From the entries that follow, list every line in which the string "chevron" appears.
◇ ◇ ◇ ◇ ◇
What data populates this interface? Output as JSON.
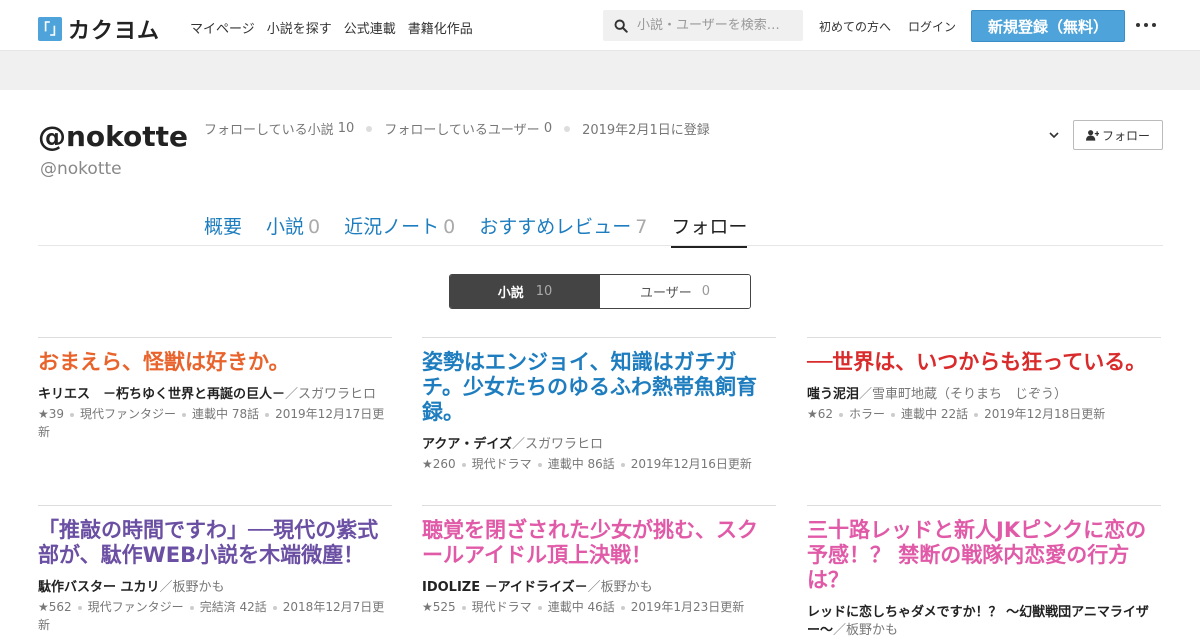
{
  "header": {
    "logo_mark": "「」",
    "logo_text": "カクヨム",
    "nav": [
      "マイページ",
      "小説を探す",
      "公式連載",
      "書籍化作品"
    ],
    "search_placeholder": "小説・ユーザーを検索…",
    "first_time": "初めての方へ",
    "login": "ログイン",
    "register": "新規登録（無料）"
  },
  "profile": {
    "display_name": "@nokotte",
    "user_id": "@nokotte",
    "following_novels_label": "フォローしている小説",
    "following_novels_count": "10",
    "following_users_label": "フォローしているユーザー",
    "following_users_count": "0",
    "registered": "2019年2月1日に登録",
    "follow_button": "フォロー"
  },
  "tabs": [
    {
      "label": "概要",
      "count": ""
    },
    {
      "label": "小説",
      "count": "0"
    },
    {
      "label": "近況ノート",
      "count": "0"
    },
    {
      "label": "おすすめレビュー",
      "count": "7"
    },
    {
      "label": "フォロー",
      "count": ""
    }
  ],
  "toggle": {
    "novels_label": "小説",
    "novels_count": "10",
    "users_label": "ユーザー",
    "users_count": "0"
  },
  "cards": [
    {
      "title": "おまえら、怪獣は好きか。",
      "title_color": "#e8642c",
      "series": "キリエス　－朽ちゆく世界と再誕の巨人－",
      "author": "／スガワラヒロ",
      "stars": "★39",
      "genre": "現代ファンタジー",
      "status": "連載中 78話",
      "updated": "2019年12月17日更新"
    },
    {
      "title": "姿勢はエンジョイ、知識はガチガチ。少女たちのゆるふわ熱帯魚飼育録。",
      "title_color": "#1e7dbf",
      "series": "アクア・デイズ",
      "author": "／スガワラヒロ",
      "stars": "★260",
      "genre": "現代ドラマ",
      "status": "連載中 86話",
      "updated": "2019年12月16日更新"
    },
    {
      "title": "──世界は、いつからも狂っている。",
      "title_color": "#d92b2b",
      "series": "嗤う泥泪",
      "author": "／雪車町地蔵（そりまち　じぞう）",
      "stars": "★62",
      "genre": "ホラー",
      "status": "連載中 22話",
      "updated": "2019年12月18日更新"
    },
    {
      "title": "「推敲の時間ですわ」──現代の紫式部が、駄作WEB小説を木端微塵！",
      "title_color": "#6a4fa3",
      "series": "駄作バスター ユカリ",
      "author": "／板野かも",
      "stars": "★562",
      "genre": "現代ファンタジー",
      "status": "完結済 42話",
      "updated": "2018年12月7日更新"
    },
    {
      "title": "聴覚を閉ざされた少女が挑む、スクールアイドル頂上決戦！",
      "title_color": "#e05aa8",
      "series": "IDOLIZE －アイドライズ－",
      "author": "／板野かも",
      "stars": "★525",
      "genre": "現代ドラマ",
      "status": "連載中 46話",
      "updated": "2019年1月23日更新"
    },
    {
      "title": "三十路レッドと新人JKピンクに恋の予感！？ 禁断の戦隊内恋愛の行方は？",
      "title_color": "#e05aa8",
      "series": "レッドに恋しちゃダメですか！？ ～幻獣戦団アニマライザー～",
      "author": "／板野かも",
      "stars": "",
      "genre": "",
      "status": "",
      "updated": ""
    }
  ]
}
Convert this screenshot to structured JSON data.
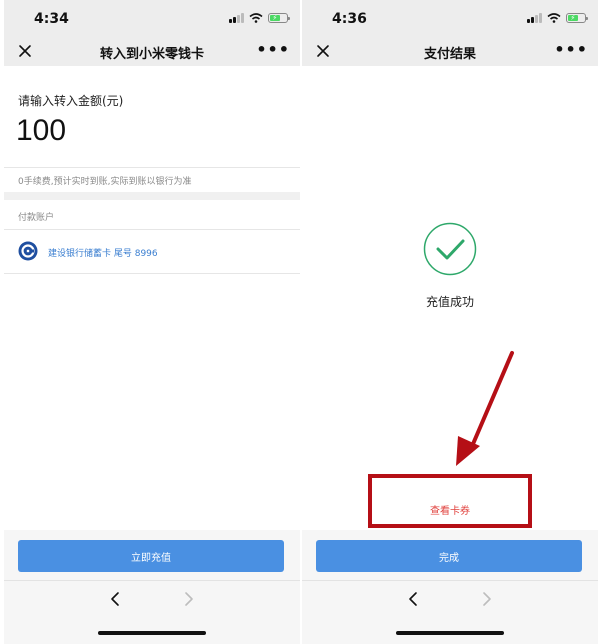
{
  "left_screen": {
    "status": {
      "time": "4:34"
    },
    "nav": {
      "title": "转入到小米零钱卡"
    },
    "amount_label": "请输入转入金额(元)",
    "amount_value": "100",
    "fee_note": "0手续费,预计实时到账,实际到账以银行为准",
    "pay_account_label": "付款账户",
    "bank_account": "建设银行储蓄卡 尾号 8996",
    "submit_button": "立即充值"
  },
  "right_screen": {
    "status": {
      "time": "4:36"
    },
    "nav": {
      "title": "支付结果"
    },
    "success_text": "充值成功",
    "card_link": "查看卡券",
    "done_button": "完成"
  },
  "icons": {
    "close": "close-icon",
    "more": "more-icon",
    "bank": "ccb-logo-icon",
    "success": "check-circle-icon",
    "back": "chevron-left-icon",
    "forward": "chevron-right-icon"
  },
  "colors": {
    "primary_button": "#4a90e2",
    "link_red": "#e0403c",
    "annotation_red": "#b50f16",
    "success_green": "#2ea86a",
    "bank_text": "#3a7ed0"
  }
}
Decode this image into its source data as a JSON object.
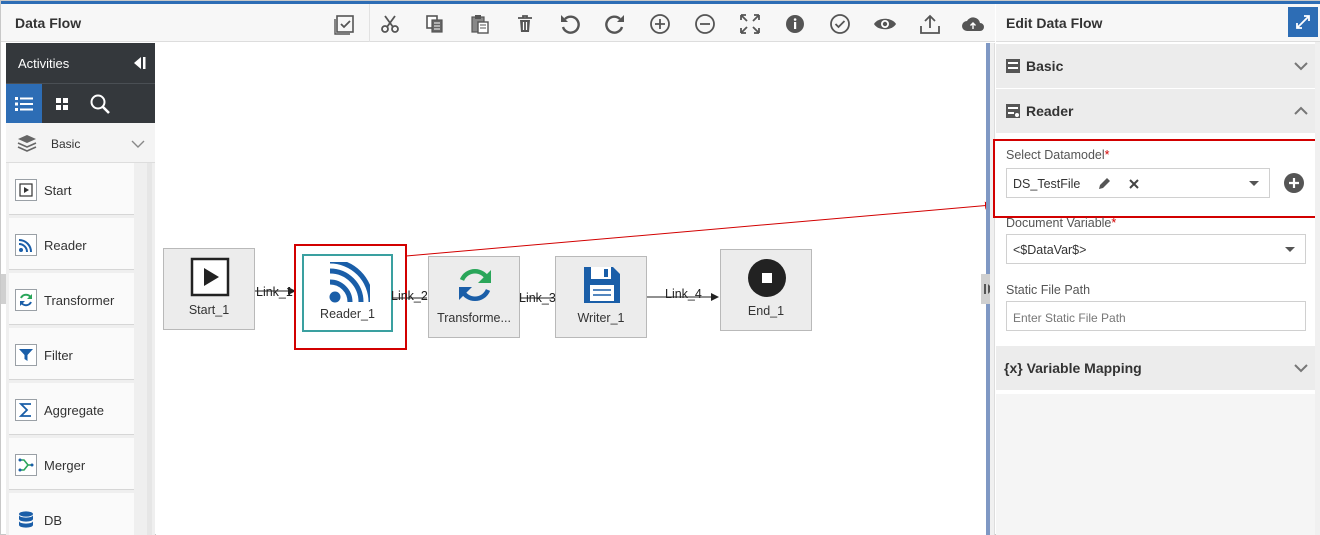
{
  "header": {
    "title": "Data Flow",
    "toolbar": [
      {
        "name": "validate-icon"
      },
      {
        "name": "cut-icon"
      },
      {
        "name": "copy-icon"
      },
      {
        "name": "paste-icon"
      },
      {
        "name": "delete-icon"
      },
      {
        "name": "undo-icon"
      },
      {
        "name": "redo-icon"
      },
      {
        "name": "zoom-in-icon"
      },
      {
        "name": "zoom-out-icon"
      },
      {
        "name": "fit-screen-icon"
      },
      {
        "name": "info-icon"
      },
      {
        "name": "check-circle-icon"
      },
      {
        "name": "preview-eye-icon"
      },
      {
        "name": "upload-icon"
      },
      {
        "name": "cloud-icon"
      }
    ]
  },
  "palette": {
    "title": "Activities",
    "category": "Basic",
    "items": [
      {
        "label": "Start",
        "icon": "play-icon"
      },
      {
        "label": "Reader",
        "icon": "rss-icon"
      },
      {
        "label": "Transformer",
        "icon": "refresh-icon"
      },
      {
        "label": "Filter",
        "icon": "filter-icon"
      },
      {
        "label": "Aggregate",
        "icon": "sigma-icon"
      },
      {
        "label": "Merger",
        "icon": "merge-icon"
      },
      {
        "label": "DB",
        "icon": "database-icon"
      }
    ]
  },
  "canvas": {
    "nodes": [
      {
        "label": "Start_1"
      },
      {
        "label": "Reader_1"
      },
      {
        "label": "Transforme..."
      },
      {
        "label": "Writer_1"
      },
      {
        "label": "End_1"
      }
    ],
    "links": [
      "Link_1",
      "Link_2",
      "Link_3",
      "Link_4"
    ]
  },
  "panel": {
    "title": "Edit Data Flow",
    "sections": {
      "basic": "Basic",
      "reader": "Reader",
      "variable_mapping": "{x} Variable Mapping"
    },
    "fields": {
      "datamodel_label": "Select Datamodel",
      "datamodel_value": "DS_TestFile",
      "docvar_label": "Document Variable",
      "docvar_value": "<$DataVar$>",
      "static_path_label": "Static File Path",
      "static_path_placeholder": "Enter Static File Path"
    },
    "required_mark": "*"
  },
  "colors": {
    "accent": "#2d6db5",
    "highlight": "#d20000",
    "reader_icon": "#1a5ea8",
    "transformer_icon": "#2aa65a"
  }
}
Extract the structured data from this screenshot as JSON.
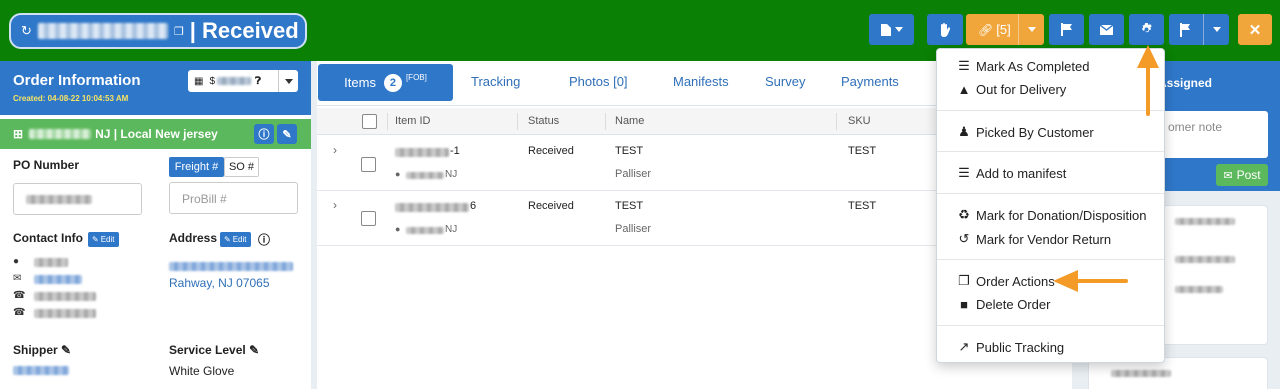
{
  "header": {
    "title": "| Received",
    "link_count": "[5]"
  },
  "order": {
    "heading": "Order Information",
    "created": "Created: 04-08-22 10:04:53 AM",
    "money_prefix": "$",
    "location": "NJ | Local New jersey",
    "po_label": "PO Number",
    "freight_tab": "Freight #",
    "so_tab": "SO #",
    "probill_placeholder": "ProBill #",
    "contact_label": "Contact Info",
    "edit_label": "Edit",
    "address_label": "Address",
    "address_line2": "Rahway, NJ 07065",
    "shipper_label": "Shipper",
    "service_label": "Service Level",
    "service_value": "White Glove"
  },
  "tabs": {
    "items": "Items",
    "items_count": "2",
    "items_sup": "[FOB]",
    "tracking": "Tracking",
    "photos": "Photos [0]",
    "manifests": "Manifests",
    "survey": "Survey",
    "payments": "Payments"
  },
  "table": {
    "headers": [
      "Item ID",
      "Status",
      "Name",
      "SKU"
    ],
    "rows": [
      {
        "id_suffix": "-1",
        "status": "Received",
        "name": "TEST",
        "brand": "Palliser",
        "sku": "TEST",
        "loc_suffix": "NJ"
      },
      {
        "id_suffix": "6",
        "status": "Received",
        "name": "TEST",
        "brand": "Palliser",
        "sku": "TEST",
        "loc_suffix": "NJ"
      }
    ]
  },
  "right": {
    "assigned": "Assigned",
    "note_placeholder": "omer note",
    "post": "Post"
  },
  "menu": {
    "items": [
      {
        "label": "Mark As Completed",
        "icon": "list-check-icon"
      },
      {
        "label": "Out for Delivery",
        "icon": "truck-icon"
      },
      {
        "label": "Picked By Customer",
        "icon": "people-icon"
      },
      {
        "label": "Add to manifest",
        "icon": "list-icon"
      },
      {
        "label": "Mark for Donation/Disposition",
        "icon": "recycle-icon"
      },
      {
        "label": "Mark for Vendor Return",
        "icon": "undo-icon"
      },
      {
        "label": "Order Actions",
        "icon": "copy-icon"
      },
      {
        "label": "Delete Order",
        "icon": "trash-icon"
      },
      {
        "label": "Public Tracking",
        "icon": "external-link-icon"
      }
    ]
  },
  "colors": {
    "topbar": "#0a8004",
    "primary": "#2f77c9",
    "warning": "#f0a63b",
    "success": "#5cb85c",
    "arrow": "#f39a27"
  }
}
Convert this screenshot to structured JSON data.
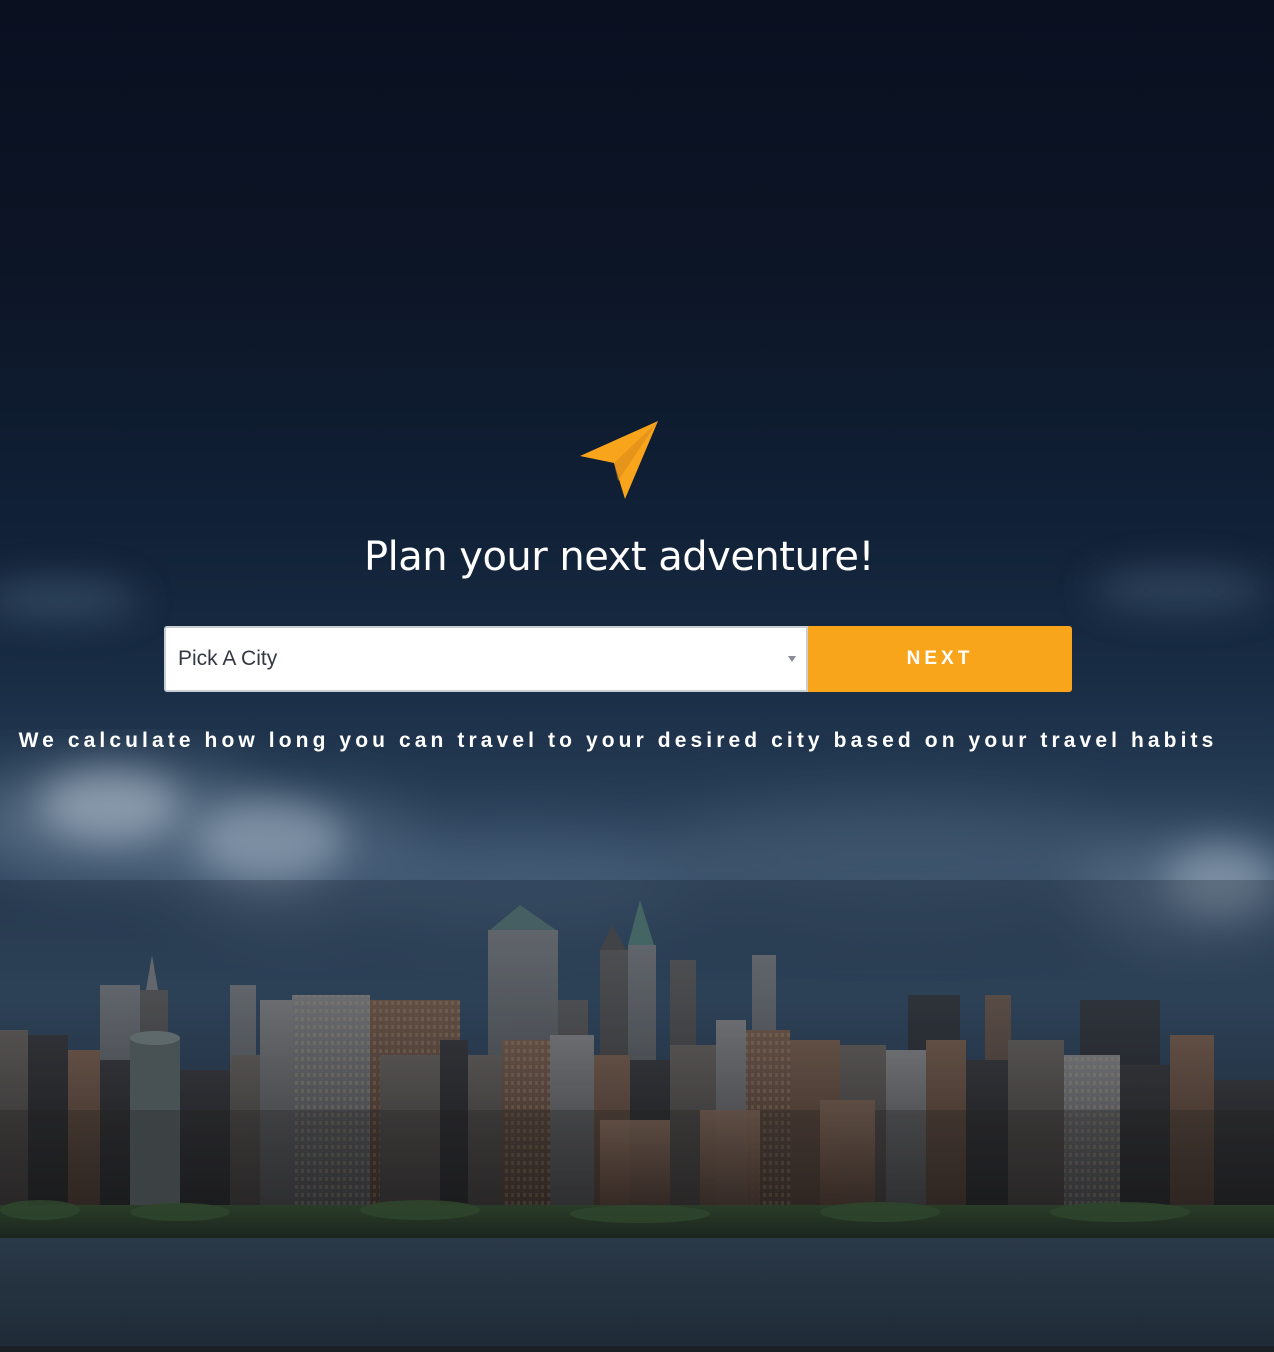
{
  "hero": {
    "title": "Plan your next adventure!",
    "tagline": "We calculate how long you can travel to your desired city based on your travel habits",
    "logo_icon": "paper-plane-icon"
  },
  "search": {
    "city_select": {
      "selected_value": "Pick A City"
    },
    "next_label": "NEXT"
  },
  "colors": {
    "accent": "#f9a51c",
    "text": "#ffffff",
    "sky_dark": "#0a1020"
  }
}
◇ ◇ ◇ ◇ ◇
▸ Correct answer
    "back": "chevron-left-icon",
    "forward": "chevron-right-icon"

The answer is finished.